### Problem to solve
Pick out all lines in the listing holding the string "title" and copy them.

Stored data:

*-*-*

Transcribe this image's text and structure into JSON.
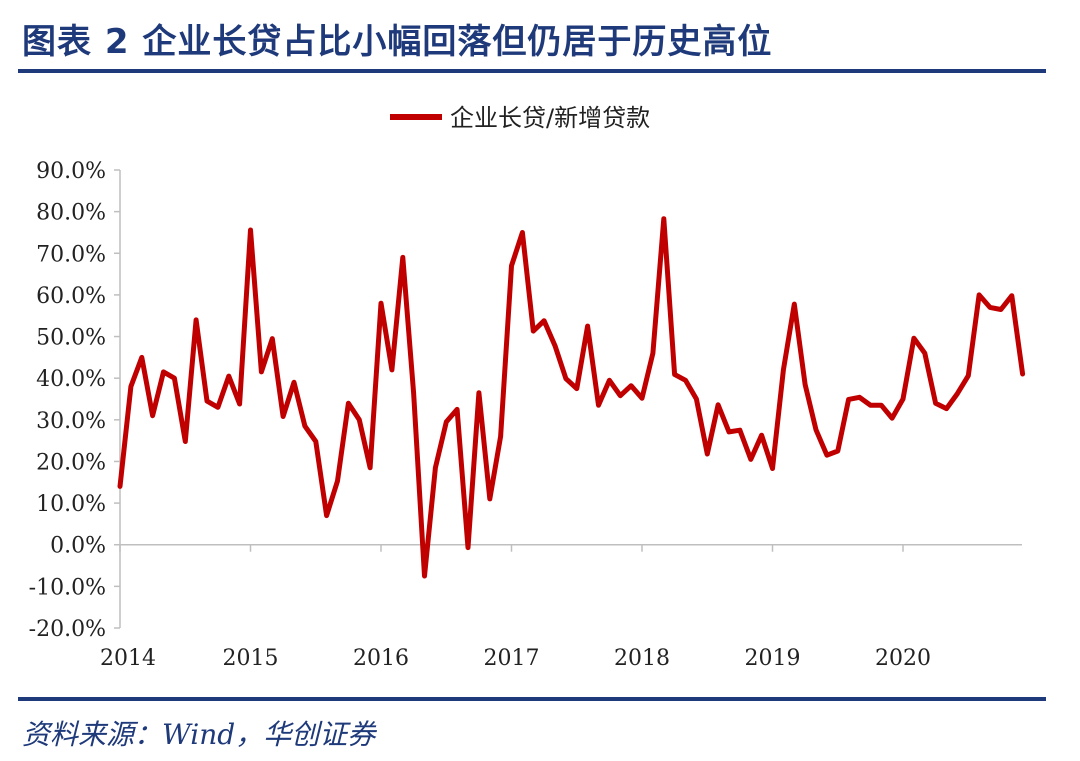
{
  "figure": {
    "title": "图表 2   企业长贷占比小幅回落但仍居于历史高位",
    "source": "资料来源：Wind，华创证券"
  },
  "colors": {
    "title": "#1f3a7a",
    "series": "#c00000",
    "axis": "#bfbfbf"
  },
  "chart_data": {
    "type": "line",
    "legend_position": "top-center",
    "grid": false,
    "ylim": [
      -20,
      90
    ],
    "y_ticks": [
      90,
      80,
      70,
      60,
      50,
      40,
      30,
      20,
      10,
      0,
      -10,
      -20
    ],
    "y_tick_labels": [
      "90.0%",
      "80.0%",
      "70.0%",
      "60.0%",
      "50.0%",
      "40.0%",
      "30.0%",
      "20.0%",
      "10.0%",
      "0.0%",
      "-10.0%",
      "-20.0%"
    ],
    "x_ticks": [
      "2014",
      "2015",
      "2016",
      "2017",
      "2018",
      "2019",
      "2020"
    ],
    "series": [
      {
        "name": "企业长贷/新增贷款",
        "x": [
          "2014-01",
          "2014-02",
          "2014-03",
          "2014-04",
          "2014-05",
          "2014-06",
          "2014-07",
          "2014-08",
          "2014-09",
          "2014-10",
          "2014-11",
          "2014-12",
          "2015-01",
          "2015-02",
          "2015-03",
          "2015-04",
          "2015-05",
          "2015-06",
          "2015-07",
          "2015-08",
          "2015-09",
          "2015-10",
          "2015-11",
          "2015-12",
          "2016-01",
          "2016-02",
          "2016-03",
          "2016-04",
          "2016-05",
          "2016-06",
          "2016-07",
          "2016-08",
          "2016-09",
          "2016-10",
          "2016-11",
          "2016-12",
          "2017-01",
          "2017-02",
          "2017-03",
          "2017-04",
          "2017-05",
          "2017-06",
          "2017-07",
          "2017-08",
          "2017-09",
          "2017-10",
          "2017-11",
          "2017-12",
          "2018-01",
          "2018-02",
          "2018-03",
          "2018-04",
          "2018-05",
          "2018-06",
          "2018-07",
          "2018-08",
          "2018-09",
          "2018-10",
          "2018-11",
          "2018-12",
          "2019-01",
          "2019-02",
          "2019-03",
          "2019-04",
          "2019-05",
          "2019-06",
          "2019-07",
          "2019-08",
          "2019-09",
          "2019-10",
          "2019-11",
          "2019-12",
          "2020-01",
          "2020-02",
          "2020-03",
          "2020-04",
          "2020-05",
          "2020-06",
          "2020-07",
          "2020-08",
          "2020-09",
          "2020-10",
          "2020-11",
          "2020-12"
        ],
        "values": [
          14.0,
          38.0,
          45.0,
          31.0,
          41.5,
          40.0,
          24.8,
          54.0,
          34.5,
          33.0,
          40.5,
          33.8,
          75.6,
          41.5,
          49.5,
          30.8,
          39.0,
          28.5,
          24.8,
          7.0,
          15.3,
          34.0,
          30.0,
          18.5,
          58.0,
          42.0,
          69.0,
          36.5,
          -7.5,
          18.5,
          29.5,
          32.5,
          -0.7,
          36.5,
          11.0,
          26.0,
          67.0,
          75.0,
          51.3,
          53.8,
          47.8,
          39.9,
          37.5,
          52.5,
          33.5,
          39.5,
          35.8,
          38.2,
          35.2,
          46.0,
          78.3,
          40.9,
          39.5,
          35.0,
          21.8,
          33.6,
          27.1,
          27.5,
          20.5,
          26.3,
          18.3,
          42.0,
          57.8,
          38.5,
          27.6,
          21.5,
          22.5,
          34.9,
          35.4,
          33.5,
          33.5,
          30.4,
          35.0,
          49.6,
          46.0,
          34.0,
          32.7,
          36.3,
          40.6,
          60.0,
          57.0,
          56.5,
          59.8,
          41.0
        ]
      }
    ]
  }
}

*-*-*

### Expected answer
    "title": "图表 2   企业长贷占比小幅回落但仍居于历史高位",
    "title": "#1f3a7a",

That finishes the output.